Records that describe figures
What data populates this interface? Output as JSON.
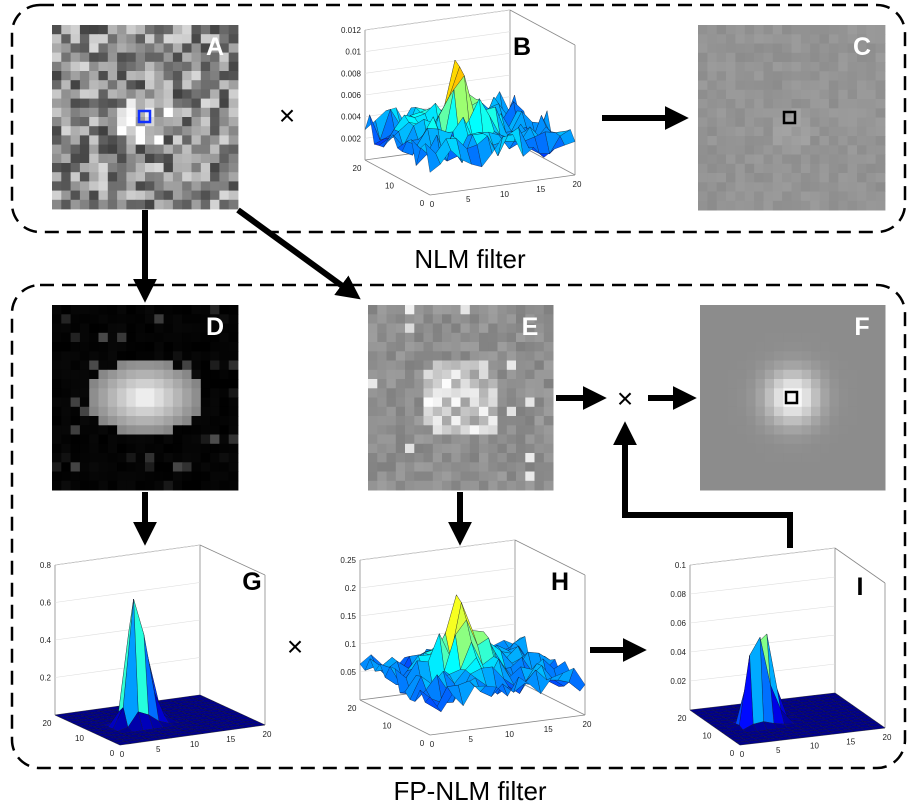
{
  "panels": [
    {
      "label": "A"
    },
    {
      "label": "B"
    },
    {
      "label": "C"
    },
    {
      "label": "D"
    },
    {
      "label": "E"
    },
    {
      "label": "F"
    },
    {
      "label": "G"
    },
    {
      "label": "H"
    },
    {
      "label": "I"
    }
  ],
  "groups": {
    "nlm": {
      "label": "NLM filter"
    },
    "fp_nlm": {
      "label": "FP-NLM filter"
    }
  },
  "operators": [
    "×",
    "×",
    "×"
  ],
  "plots": {
    "B": {
      "z_ticks": [
        "0.012",
        "0.01",
        "0.008",
        "0.006",
        "0.004",
        "0.002"
      ],
      "y_ticks": [
        "20",
        "10",
        "0"
      ],
      "x_ticks": [
        "0",
        "5",
        "10",
        "15",
        "20"
      ]
    },
    "G": {
      "z_ticks": [
        "0.8",
        "0.6",
        "0.4",
        "0.2"
      ],
      "y_ticks": [
        "20",
        "10",
        "0"
      ],
      "x_ticks": [
        "0",
        "5",
        "10",
        "15",
        "20"
      ]
    },
    "H": {
      "z_ticks": [
        "0.25",
        "0.2",
        "0.15",
        "0.1",
        "0.05"
      ],
      "y_ticks": [
        "20",
        "10",
        "0"
      ],
      "x_ticks": [
        "0",
        "5",
        "10",
        "15",
        "20"
      ]
    },
    "I": {
      "z_ticks": [
        "0.1",
        "0.08",
        "0.06",
        "0.04",
        "0.02"
      ],
      "y_ticks": [
        "20",
        "10",
        "0"
      ],
      "x_ticks": [
        "0",
        "5",
        "10",
        "15",
        "20"
      ]
    }
  }
}
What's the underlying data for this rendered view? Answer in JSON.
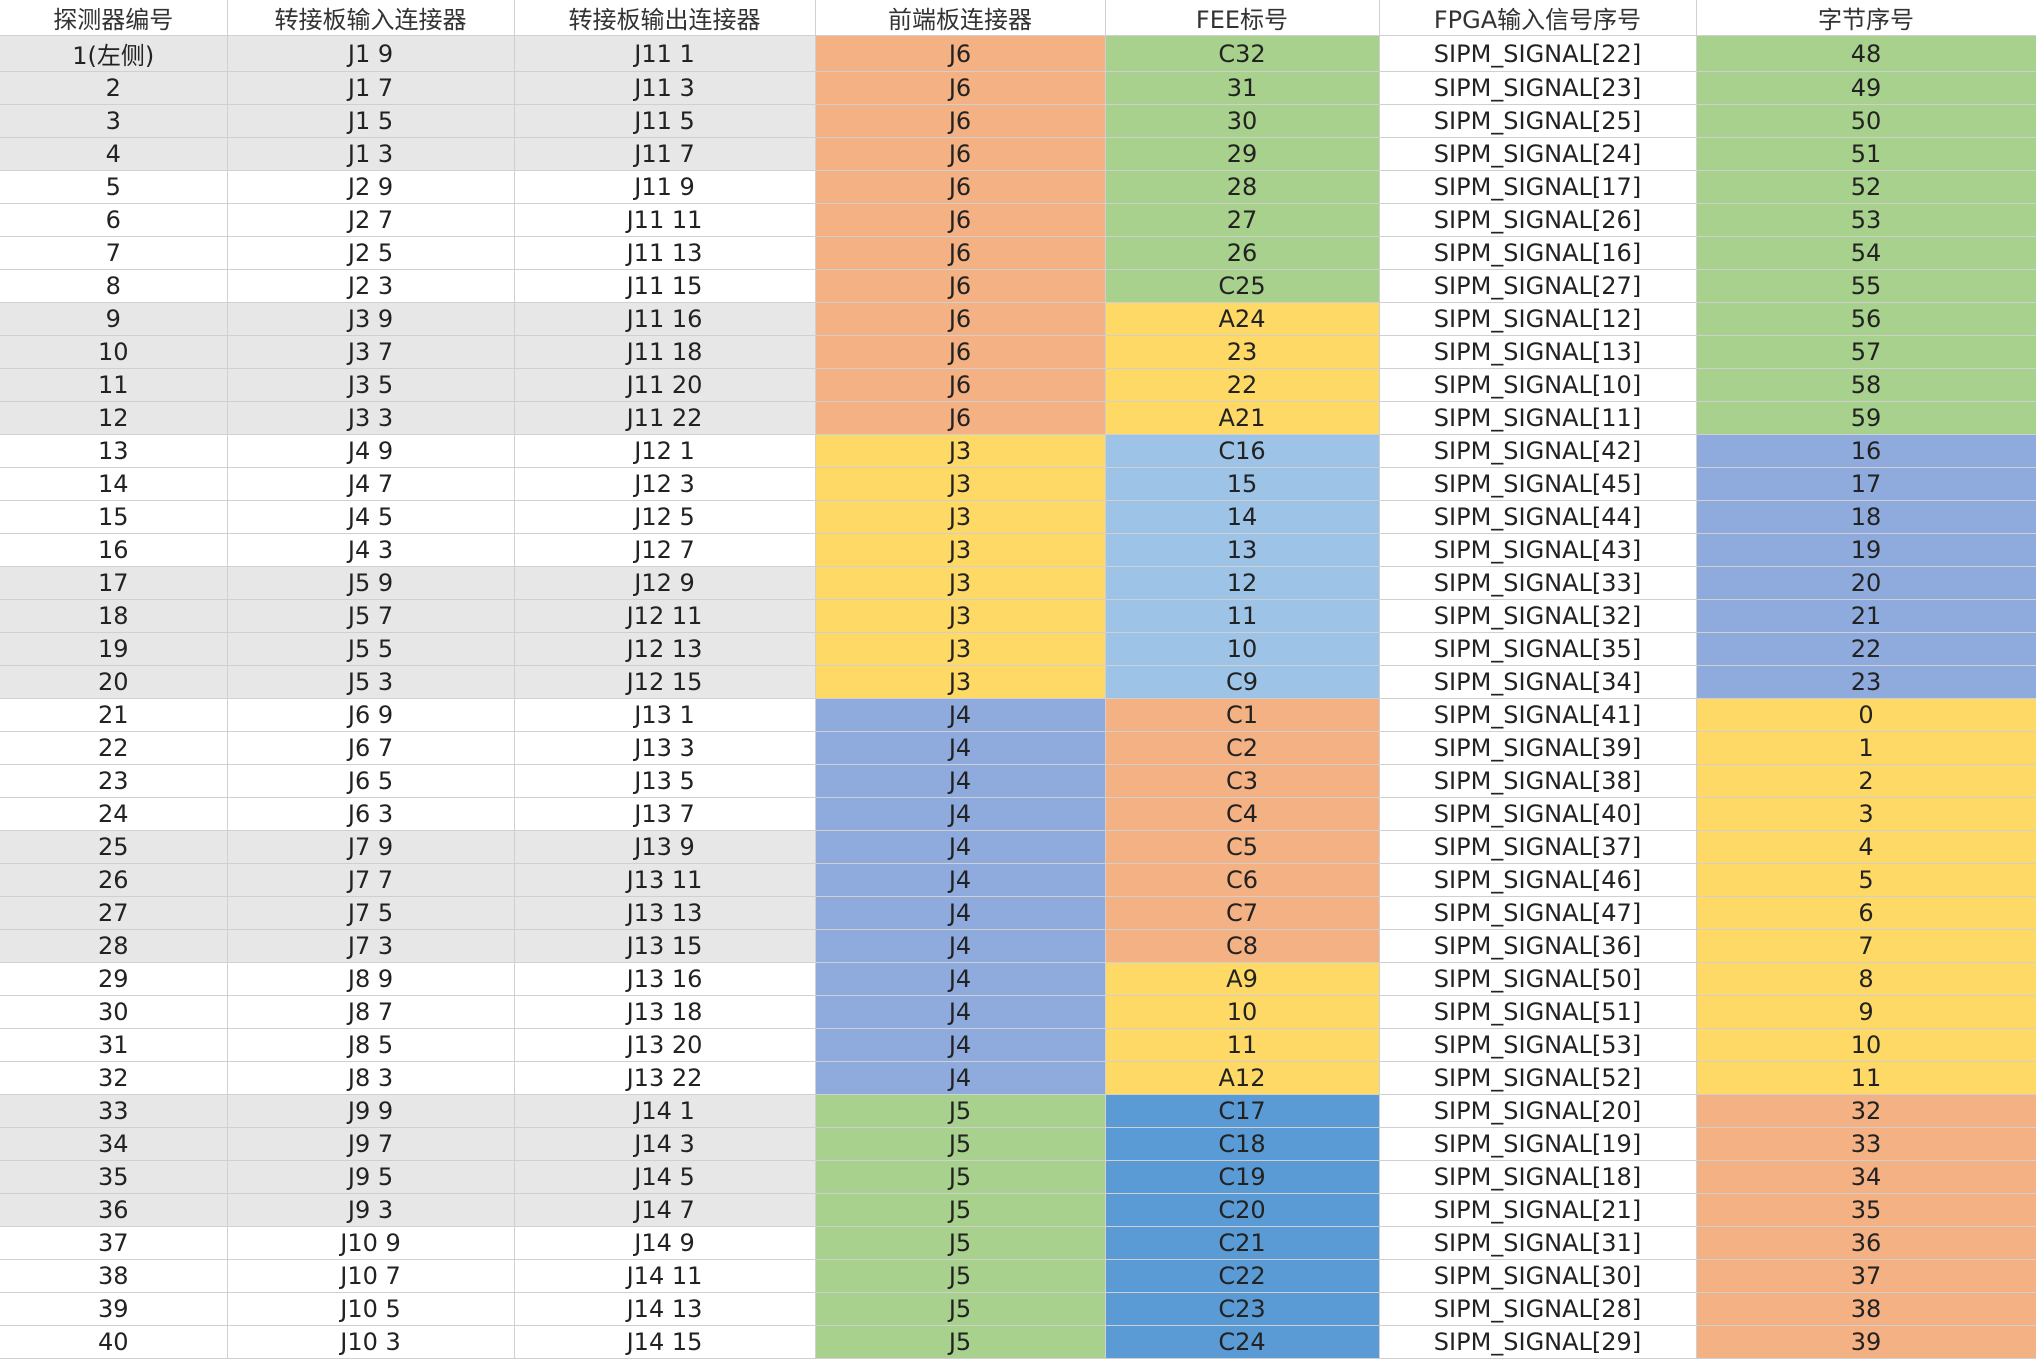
{
  "headers": [
    "探测器编号",
    "转接板输入连接器",
    "转接板输出连接器",
    "前端板连接器",
    "FEE标号",
    "FPGA输入信号序号",
    "字节序号"
  ],
  "colors": {
    "gray": "#e7e7e7",
    "white": "#ffffff",
    "orange": "#f4b183",
    "green": "#a9d18e",
    "yellow": "#ffd966",
    "light_blue": "#9dc3e6",
    "periwinkle": "#8faadc",
    "blue": "#5b9bd5"
  },
  "rows": [
    {
      "det": "1(左侧)",
      "in": "J1 9",
      "out": "J11 1",
      "fe": "J6",
      "fee": "C32",
      "fpga": "SIPM_SIGNAL[22]",
      "byte": "48",
      "bg": "gray",
      "fe_c": "orange",
      "fee_c": "green",
      "byte_c": "green"
    },
    {
      "det": "2",
      "in": "J1 7",
      "out": "J11 3",
      "fe": "J6",
      "fee": "31",
      "fpga": "SIPM_SIGNAL[23]",
      "byte": "49",
      "bg": "gray",
      "fe_c": "orange",
      "fee_c": "green",
      "byte_c": "green"
    },
    {
      "det": "3",
      "in": "J1 5",
      "out": "J11 5",
      "fe": "J6",
      "fee": "30",
      "fpga": "SIPM_SIGNAL[25]",
      "byte": "50",
      "bg": "gray",
      "fe_c": "orange",
      "fee_c": "green",
      "byte_c": "green"
    },
    {
      "det": "4",
      "in": "J1 3",
      "out": "J11 7",
      "fe": "J6",
      "fee": "29",
      "fpga": "SIPM_SIGNAL[24]",
      "byte": "51",
      "bg": "gray",
      "fe_c": "orange",
      "fee_c": "green",
      "byte_c": "green"
    },
    {
      "det": "5",
      "in": "J2 9",
      "out": "J11 9",
      "fe": "J6",
      "fee": "28",
      "fpga": "SIPM_SIGNAL[17]",
      "byte": "52",
      "bg": "white",
      "fe_c": "orange",
      "fee_c": "green",
      "byte_c": "green"
    },
    {
      "det": "6",
      "in": "J2 7",
      "out": "J11 11",
      "fe": "J6",
      "fee": "27",
      "fpga": "SIPM_SIGNAL[26]",
      "byte": "53",
      "bg": "white",
      "fe_c": "orange",
      "fee_c": "green",
      "byte_c": "green"
    },
    {
      "det": "7",
      "in": "J2 5",
      "out": "J11 13",
      "fe": "J6",
      "fee": "26",
      "fpga": "SIPM_SIGNAL[16]",
      "byte": "54",
      "bg": "white",
      "fe_c": "orange",
      "fee_c": "green",
      "byte_c": "green"
    },
    {
      "det": "8",
      "in": "J2 3",
      "out": "J11 15",
      "fe": "J6",
      "fee": "C25",
      "fpga": "SIPM_SIGNAL[27]",
      "byte": "55",
      "bg": "white",
      "fe_c": "orange",
      "fee_c": "green",
      "byte_c": "green"
    },
    {
      "det": "9",
      "in": "J3 9",
      "out": "J11 16",
      "fe": "J6",
      "fee": "A24",
      "fpga": "SIPM_SIGNAL[12]",
      "byte": "56",
      "bg": "gray",
      "fe_c": "orange",
      "fee_c": "yellow",
      "byte_c": "green"
    },
    {
      "det": "10",
      "in": "J3 7",
      "out": "J11 18",
      "fe": "J6",
      "fee": "23",
      "fpga": "SIPM_SIGNAL[13]",
      "byte": "57",
      "bg": "gray",
      "fe_c": "orange",
      "fee_c": "yellow",
      "byte_c": "green"
    },
    {
      "det": "11",
      "in": "J3 5",
      "out": "J11 20",
      "fe": "J6",
      "fee": "22",
      "fpga": "SIPM_SIGNAL[10]",
      "byte": "58",
      "bg": "gray",
      "fe_c": "orange",
      "fee_c": "yellow",
      "byte_c": "green"
    },
    {
      "det": "12",
      "in": "J3 3",
      "out": "J11 22",
      "fe": "J6",
      "fee": "A21",
      "fpga": "SIPM_SIGNAL[11]",
      "byte": "59",
      "bg": "gray",
      "fe_c": "orange",
      "fee_c": "yellow",
      "byte_c": "green"
    },
    {
      "det": "13",
      "in": "J4 9",
      "out": "J12 1",
      "fe": "J3",
      "fee": "C16",
      "fpga": "SIPM_SIGNAL[42]",
      "byte": "16",
      "bg": "white",
      "fe_c": "yellow",
      "fee_c": "light_blue",
      "byte_c": "periwinkle"
    },
    {
      "det": "14",
      "in": "J4 7",
      "out": "J12 3",
      "fe": "J3",
      "fee": "15",
      "fpga": "SIPM_SIGNAL[45]",
      "byte": "17",
      "bg": "white",
      "fe_c": "yellow",
      "fee_c": "light_blue",
      "byte_c": "periwinkle"
    },
    {
      "det": "15",
      "in": "J4 5",
      "out": "J12 5",
      "fe": "J3",
      "fee": "14",
      "fpga": "SIPM_SIGNAL[44]",
      "byte": "18",
      "bg": "white",
      "fe_c": "yellow",
      "fee_c": "light_blue",
      "byte_c": "periwinkle"
    },
    {
      "det": "16",
      "in": "J4 3",
      "out": "J12 7",
      "fe": "J3",
      "fee": "13",
      "fpga": "SIPM_SIGNAL[43]",
      "byte": "19",
      "bg": "white",
      "fe_c": "yellow",
      "fee_c": "light_blue",
      "byte_c": "periwinkle"
    },
    {
      "det": "17",
      "in": "J5 9",
      "out": "J12 9",
      "fe": "J3",
      "fee": "12",
      "fpga": "SIPM_SIGNAL[33]",
      "byte": "20",
      "bg": "gray",
      "fe_c": "yellow",
      "fee_c": "light_blue",
      "byte_c": "periwinkle"
    },
    {
      "det": "18",
      "in": "J5 7",
      "out": "J12 11",
      "fe": "J3",
      "fee": "11",
      "fpga": "SIPM_SIGNAL[32]",
      "byte": "21",
      "bg": "gray",
      "fe_c": "yellow",
      "fee_c": "light_blue",
      "byte_c": "periwinkle"
    },
    {
      "det": "19",
      "in": "J5 5",
      "out": "J12 13",
      "fe": "J3",
      "fee": "10",
      "fpga": "SIPM_SIGNAL[35]",
      "byte": "22",
      "bg": "gray",
      "fe_c": "yellow",
      "fee_c": "light_blue",
      "byte_c": "periwinkle"
    },
    {
      "det": "20",
      "in": "J5 3",
      "out": "J12 15",
      "fe": "J3",
      "fee": "C9",
      "fpga": "SIPM_SIGNAL[34]",
      "byte": "23",
      "bg": "gray",
      "fe_c": "yellow",
      "fee_c": "light_blue",
      "byte_c": "periwinkle"
    },
    {
      "det": "21",
      "in": "J6 9",
      "out": "J13 1",
      "fe": "J4",
      "fee": "C1",
      "fpga": "SIPM_SIGNAL[41]",
      "byte": "0",
      "bg": "white",
      "fe_c": "periwinkle",
      "fee_c": "orange",
      "byte_c": "yellow"
    },
    {
      "det": "22",
      "in": "J6 7",
      "out": "J13 3",
      "fe": "J4",
      "fee": "C2",
      "fpga": "SIPM_SIGNAL[39]",
      "byte": "1",
      "bg": "white",
      "fe_c": "periwinkle",
      "fee_c": "orange",
      "byte_c": "yellow"
    },
    {
      "det": "23",
      "in": "J6 5",
      "out": "J13 5",
      "fe": "J4",
      "fee": "C3",
      "fpga": "SIPM_SIGNAL[38]",
      "byte": "2",
      "bg": "white",
      "fe_c": "periwinkle",
      "fee_c": "orange",
      "byte_c": "yellow"
    },
    {
      "det": "24",
      "in": "J6 3",
      "out": "J13 7",
      "fe": "J4",
      "fee": "C4",
      "fpga": "SIPM_SIGNAL[40]",
      "byte": "3",
      "bg": "white",
      "fe_c": "periwinkle",
      "fee_c": "orange",
      "byte_c": "yellow"
    },
    {
      "det": "25",
      "in": "J7 9",
      "out": "J13 9",
      "fe": "J4",
      "fee": "C5",
      "fpga": "SIPM_SIGNAL[37]",
      "byte": "4",
      "bg": "gray",
      "fe_c": "periwinkle",
      "fee_c": "orange",
      "byte_c": "yellow"
    },
    {
      "det": "26",
      "in": "J7 7",
      "out": "J13 11",
      "fe": "J4",
      "fee": "C6",
      "fpga": "SIPM_SIGNAL[46]",
      "byte": "5",
      "bg": "gray",
      "fe_c": "periwinkle",
      "fee_c": "orange",
      "byte_c": "yellow"
    },
    {
      "det": "27",
      "in": "J7 5",
      "out": "J13 13",
      "fe": "J4",
      "fee": "C7",
      "fpga": "SIPM_SIGNAL[47]",
      "byte": "6",
      "bg": "gray",
      "fe_c": "periwinkle",
      "fee_c": "orange",
      "byte_c": "yellow"
    },
    {
      "det": "28",
      "in": "J7 3",
      "out": "J13 15",
      "fe": "J4",
      "fee": "C8",
      "fpga": "SIPM_SIGNAL[36]",
      "byte": "7",
      "bg": "gray",
      "fe_c": "periwinkle",
      "fee_c": "orange",
      "byte_c": "yellow"
    },
    {
      "det": "29",
      "in": "J8 9",
      "out": "J13 16",
      "fe": "J4",
      "fee": "A9",
      "fpga": "SIPM_SIGNAL[50]",
      "byte": "8",
      "bg": "white",
      "fe_c": "periwinkle",
      "fee_c": "yellow",
      "byte_c": "yellow"
    },
    {
      "det": "30",
      "in": "J8 7",
      "out": "J13 18",
      "fe": "J4",
      "fee": "10",
      "fpga": "SIPM_SIGNAL[51]",
      "byte": "9",
      "bg": "white",
      "fe_c": "periwinkle",
      "fee_c": "yellow",
      "byte_c": "yellow"
    },
    {
      "det": "31",
      "in": "J8 5",
      "out": "J13 20",
      "fe": "J4",
      "fee": "11",
      "fpga": "SIPM_SIGNAL[53]",
      "byte": "10",
      "bg": "white",
      "fe_c": "periwinkle",
      "fee_c": "yellow",
      "byte_c": "yellow"
    },
    {
      "det": "32",
      "in": "J8 3",
      "out": "J13 22",
      "fe": "J4",
      "fee": "A12",
      "fpga": "SIPM_SIGNAL[52]",
      "byte": "11",
      "bg": "white",
      "fe_c": "periwinkle",
      "fee_c": "yellow",
      "byte_c": "yellow"
    },
    {
      "det": "33",
      "in": "J9 9",
      "out": "J14 1",
      "fe": "J5",
      "fee": "C17",
      "fpga": "SIPM_SIGNAL[20]",
      "byte": "32",
      "bg": "gray",
      "fe_c": "green",
      "fee_c": "blue",
      "byte_c": "orange"
    },
    {
      "det": "34",
      "in": "J9 7",
      "out": "J14 3",
      "fe": "J5",
      "fee": "C18",
      "fpga": "SIPM_SIGNAL[19]",
      "byte": "33",
      "bg": "gray",
      "fe_c": "green",
      "fee_c": "blue",
      "byte_c": "orange"
    },
    {
      "det": "35",
      "in": "J9 5",
      "out": "J14 5",
      "fe": "J5",
      "fee": "C19",
      "fpga": "SIPM_SIGNAL[18]",
      "byte": "34",
      "bg": "gray",
      "fe_c": "green",
      "fee_c": "blue",
      "byte_c": "orange"
    },
    {
      "det": "36",
      "in": "J9 3",
      "out": "J14 7",
      "fe": "J5",
      "fee": "C20",
      "fpga": "SIPM_SIGNAL[21]",
      "byte": "35",
      "bg": "gray",
      "fe_c": "green",
      "fee_c": "blue",
      "byte_c": "orange"
    },
    {
      "det": "37",
      "in": "J10 9",
      "out": "J14 9",
      "fe": "J5",
      "fee": "C21",
      "fpga": "SIPM_SIGNAL[31]",
      "byte": "36",
      "bg": "white",
      "fe_c": "green",
      "fee_c": "blue",
      "byte_c": "orange"
    },
    {
      "det": "38",
      "in": "J10 7",
      "out": "J14 11",
      "fe": "J5",
      "fee": "C22",
      "fpga": "SIPM_SIGNAL[30]",
      "byte": "37",
      "bg": "white",
      "fe_c": "green",
      "fee_c": "blue",
      "byte_c": "orange"
    },
    {
      "det": "39",
      "in": "J10 5",
      "out": "J14 13",
      "fe": "J5",
      "fee": "C23",
      "fpga": "SIPM_SIGNAL[28]",
      "byte": "38",
      "bg": "white",
      "fe_c": "green",
      "fee_c": "blue",
      "byte_c": "orange"
    },
    {
      "det": "40",
      "in": "J10 3",
      "out": "J14 15",
      "fe": "J5",
      "fee": "C24",
      "fpga": "SIPM_SIGNAL[29]",
      "byte": "39",
      "bg": "white",
      "fe_c": "green",
      "fee_c": "blue",
      "byte_c": "orange"
    }
  ]
}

• **The problem**: Where a line of the data holds "label", show that line.

• **Result**:
      "label": "A"
      "label": "B"
      "label": "C"
      "label": "D"
      "label": "E"
      "label": "F"
      "label": "G"
      "label": "H"
      "label": "I"
      "label": "NLM filter"
      "label": "FP-NLM filter"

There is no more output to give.